◆ WHAT THE TASK ASKS: Quote, without change, all of the lines that follow.

━━━━

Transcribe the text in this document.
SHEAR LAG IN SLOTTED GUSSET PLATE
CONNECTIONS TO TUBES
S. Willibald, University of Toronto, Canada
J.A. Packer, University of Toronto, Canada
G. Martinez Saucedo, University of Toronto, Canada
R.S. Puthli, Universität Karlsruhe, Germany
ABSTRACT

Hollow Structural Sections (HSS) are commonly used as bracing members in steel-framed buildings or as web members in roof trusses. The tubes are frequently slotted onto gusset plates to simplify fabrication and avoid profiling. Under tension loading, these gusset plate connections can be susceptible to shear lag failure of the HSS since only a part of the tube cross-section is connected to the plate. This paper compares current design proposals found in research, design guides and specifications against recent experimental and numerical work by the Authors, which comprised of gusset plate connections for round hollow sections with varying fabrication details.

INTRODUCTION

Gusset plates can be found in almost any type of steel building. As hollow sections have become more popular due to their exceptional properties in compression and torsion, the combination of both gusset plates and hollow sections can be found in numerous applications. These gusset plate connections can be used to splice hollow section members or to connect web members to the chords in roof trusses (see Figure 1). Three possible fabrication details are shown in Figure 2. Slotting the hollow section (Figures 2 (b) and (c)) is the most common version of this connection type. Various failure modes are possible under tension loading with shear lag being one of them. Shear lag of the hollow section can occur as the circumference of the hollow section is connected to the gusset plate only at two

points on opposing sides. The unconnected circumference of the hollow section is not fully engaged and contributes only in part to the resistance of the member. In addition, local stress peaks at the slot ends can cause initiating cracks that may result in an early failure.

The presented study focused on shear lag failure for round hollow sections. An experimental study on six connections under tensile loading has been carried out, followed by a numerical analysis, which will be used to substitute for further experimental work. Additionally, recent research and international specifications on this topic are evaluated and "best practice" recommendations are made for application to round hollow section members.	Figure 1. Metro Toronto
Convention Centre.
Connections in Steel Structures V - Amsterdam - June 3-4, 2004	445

━━━━

◆ THE SOLUTION:
Transcribe the text in this document.
SHEAR LAG IN SLOTTED GUSSET PLATE
CONNECTIONS TO TUBES
S. Willibald, University of Toronto, Canada
J.A. Packer, University of Toronto, Canada
G. Martinez Saucedo, University of Toronto, Canada
R.S. Puthli, Universität Karlsruhe, Germany
ABSTRACT

Hollow Structural Sections (HSS) are commonly used as bracing members in steel-framed buildings or as web members in roof trusses. The tubes are frequently slotted onto gusset plates to simplify fabrication and avoid profiling. Under tension loading, these gusset plate connections can be susceptible to shear lag failure of the HSS since only a part of the tube cross-section is connected to the plate. This paper compares current design proposals found in research, design guides and specifications against recent experimental and numerical work by the Authors, which comprised of gusset plate connections for round hollow sections with varying fabrication details.

INTRODUCTION

Gusset plates can be found in almost any type of steel building. As hollow sections have become more popular due to their exceptional properties in compression and torsion, the combination of both gusset plates and hollow sections can be found in numerous applications. These gusset plate connections can be used to splice hollow section members or to connect web members to the chords in roof trusses (see Figure 1). Three possible fabrication details are shown in Figure 2. Slotting the hollow section (Figures 2 (b) and (c)) is the most common version of this connection type. Various failure modes are possible under tension loading with shear lag being one of them. Shear lag of the hollow section can occur as the circumference of the hollow section is connected to the gusset plate only at two

points on opposing sides. The unconnected circumference of the hollow section is not fully engaged and contributes only in part to the resistance of the member. In addition, local stress peaks at the slot ends can cause initiating cracks that may result in an early failure.

The presented study focused on shear lag failure for round hollow sections. An experimental study on six connections under tensile loading has been carried out, followed by a numerical analysis, which will be used to substitute for further experimental work. Additionally, recent research and international specifications on this topic are evaluated and "best practice" recommendations are made for application to round hollow section members.	Figure 1. Metro Toronto
Convention Centre.
Connections in Steel Structures V - Amsterdam - June 3-4, 2004	445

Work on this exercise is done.